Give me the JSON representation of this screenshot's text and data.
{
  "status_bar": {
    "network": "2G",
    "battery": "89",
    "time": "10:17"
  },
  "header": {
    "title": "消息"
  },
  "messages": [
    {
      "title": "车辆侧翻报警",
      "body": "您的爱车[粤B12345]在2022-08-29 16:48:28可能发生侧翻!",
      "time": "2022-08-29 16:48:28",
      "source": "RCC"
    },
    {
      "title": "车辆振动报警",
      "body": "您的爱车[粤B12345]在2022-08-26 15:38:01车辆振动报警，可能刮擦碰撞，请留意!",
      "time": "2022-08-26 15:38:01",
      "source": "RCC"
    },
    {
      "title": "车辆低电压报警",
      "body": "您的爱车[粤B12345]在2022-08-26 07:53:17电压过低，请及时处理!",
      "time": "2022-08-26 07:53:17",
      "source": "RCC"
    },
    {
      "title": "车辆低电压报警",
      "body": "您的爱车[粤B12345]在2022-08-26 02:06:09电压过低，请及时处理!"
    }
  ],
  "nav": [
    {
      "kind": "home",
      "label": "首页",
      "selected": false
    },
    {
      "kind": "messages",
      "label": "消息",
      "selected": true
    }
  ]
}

____________________

* [Exercise aim]
Go through the preceding material and copy each line that has the word "time".

* [Solution below]
    "time": "10:17"
      "time": "2022-08-29 16:48:28",
      "time": "2022-08-26 15:38:01",
      "time": "2022-08-26 07:53:17",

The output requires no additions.